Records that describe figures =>
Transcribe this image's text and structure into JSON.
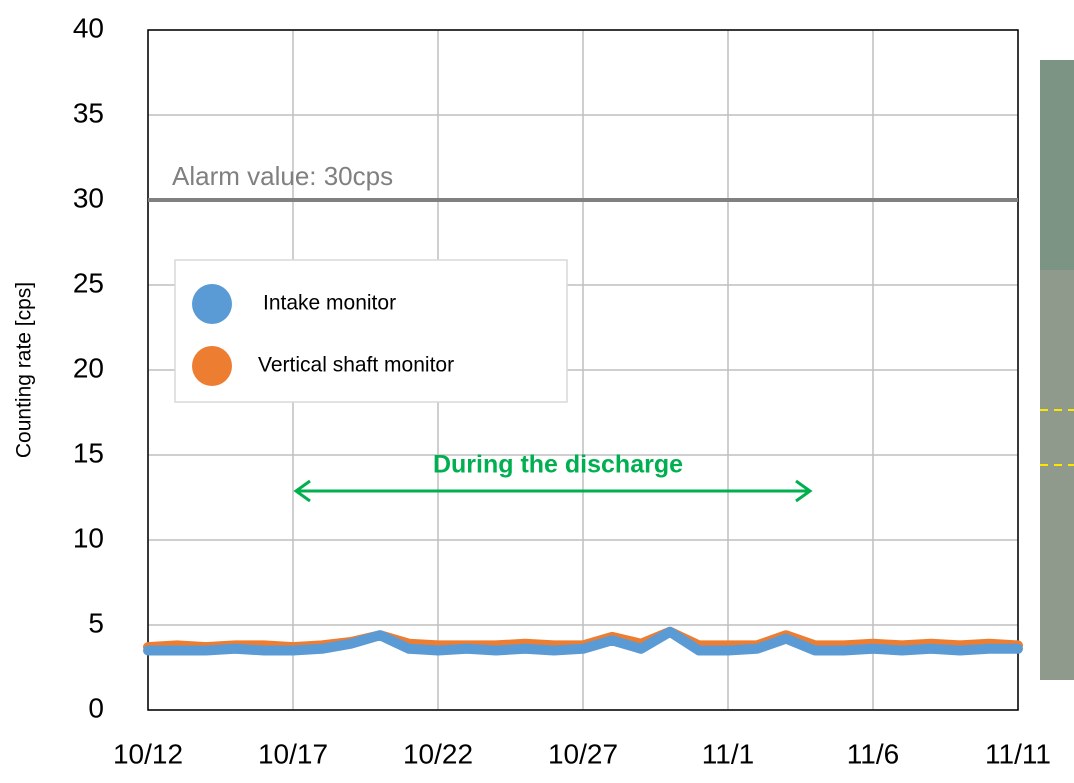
{
  "chart_data": {
    "type": "line",
    "y_label": "Counting rate [cps]",
    "x": [
      "10/12",
      "10/13",
      "10/14",
      "10/15",
      "10/16",
      "10/17",
      "10/18",
      "10/19",
      "10/20",
      "10/21",
      "10/22",
      "10/23",
      "10/24",
      "10/25",
      "10/26",
      "10/27",
      "10/28",
      "10/29",
      "10/30",
      "10/31",
      "11/1",
      "11/2",
      "11/3",
      "11/4",
      "11/5",
      "11/6",
      "11/7",
      "11/8",
      "11/9",
      "11/10",
      "11/11"
    ],
    "series": [
      {
        "name": "Vertical shaft monitor",
        "color": "#ed7d31",
        "values": [
          3.7,
          3.8,
          3.7,
          3.8,
          3.8,
          3.7,
          3.8,
          4.0,
          4.4,
          3.9,
          3.8,
          3.8,
          3.8,
          3.9,
          3.8,
          3.8,
          4.3,
          3.9,
          4.6,
          3.8,
          3.8,
          3.8,
          4.4,
          3.8,
          3.8,
          3.9,
          3.8,
          3.9,
          3.8,
          3.9,
          3.8
        ]
      },
      {
        "name": "Intake monitor",
        "color": "#5b9bd5",
        "values": [
          3.5,
          3.5,
          3.5,
          3.6,
          3.5,
          3.5,
          3.6,
          3.9,
          4.4,
          3.6,
          3.5,
          3.6,
          3.5,
          3.6,
          3.5,
          3.6,
          4.1,
          3.6,
          4.6,
          3.5,
          3.5,
          3.6,
          4.2,
          3.5,
          3.5,
          3.6,
          3.5,
          3.6,
          3.5,
          3.6,
          3.6
        ]
      }
    ],
    "xlim": [
      "10/12",
      "11/11"
    ],
    "xticks": [
      "10/12",
      "10/17",
      "10/22",
      "10/27",
      "11/1",
      "11/6",
      "11/11"
    ],
    "ylim": [
      0,
      40
    ],
    "yticks": [
      0,
      5,
      10,
      15,
      20,
      25,
      30,
      35,
      40
    ],
    "grid": true,
    "alarm_value": 30,
    "alarm_label": "Alarm value: 30cps",
    "annotation": "During the discharge",
    "legend_order": [
      "Intake monitor",
      "Vertical shaft monitor"
    ]
  }
}
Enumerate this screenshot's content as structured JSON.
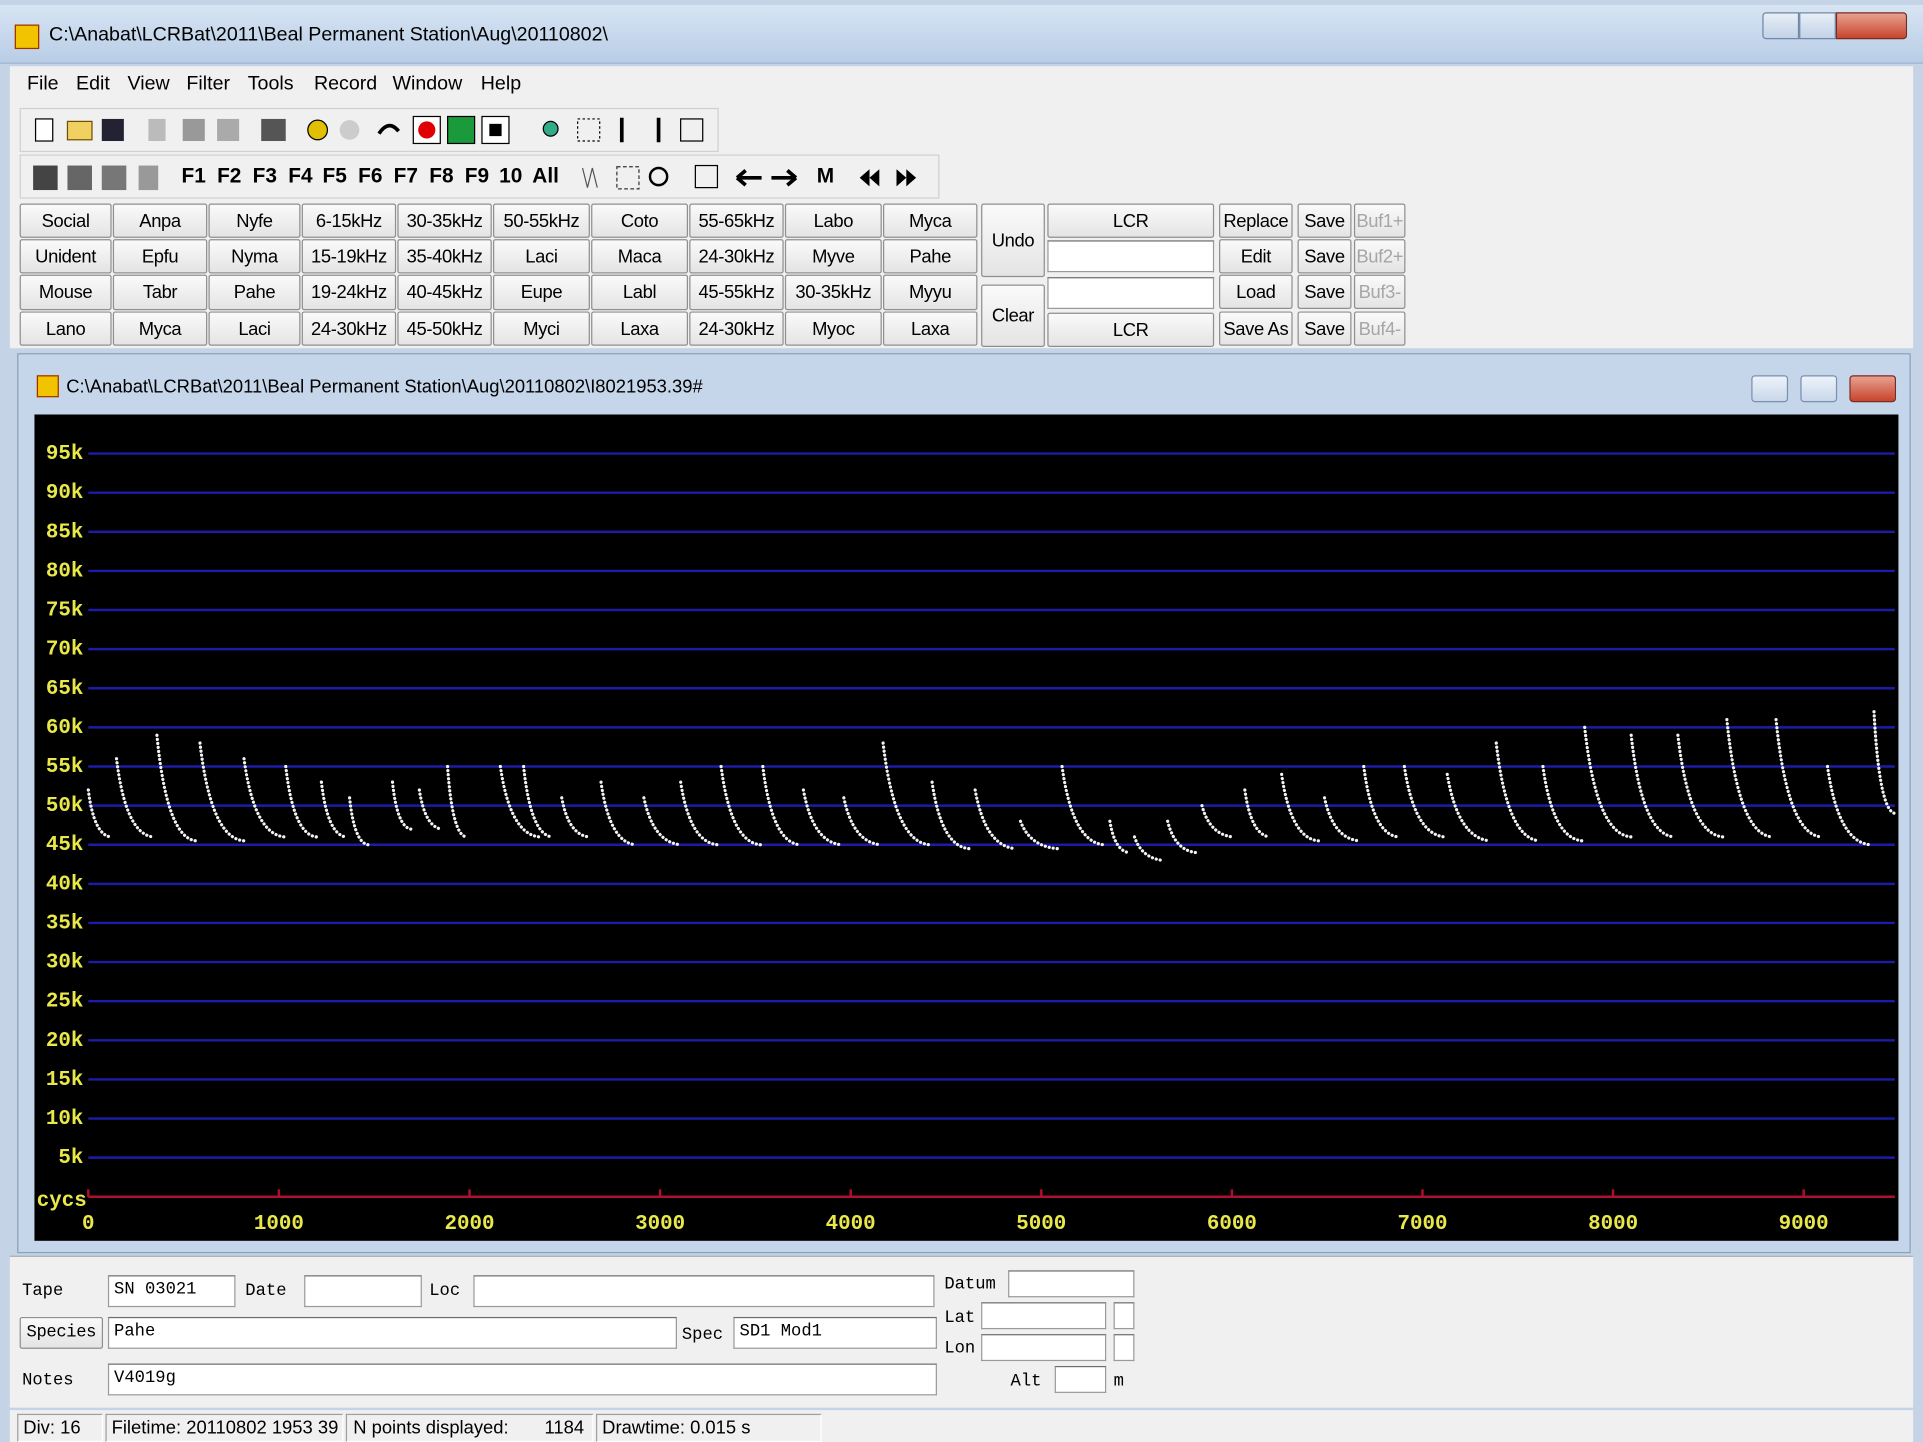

What you should do =>
Copy out every line in the entries above that holds "this".

Result =>
Transcribe this image's text and structure into JSON.
Enumerate this screenshot's content as structured JSON.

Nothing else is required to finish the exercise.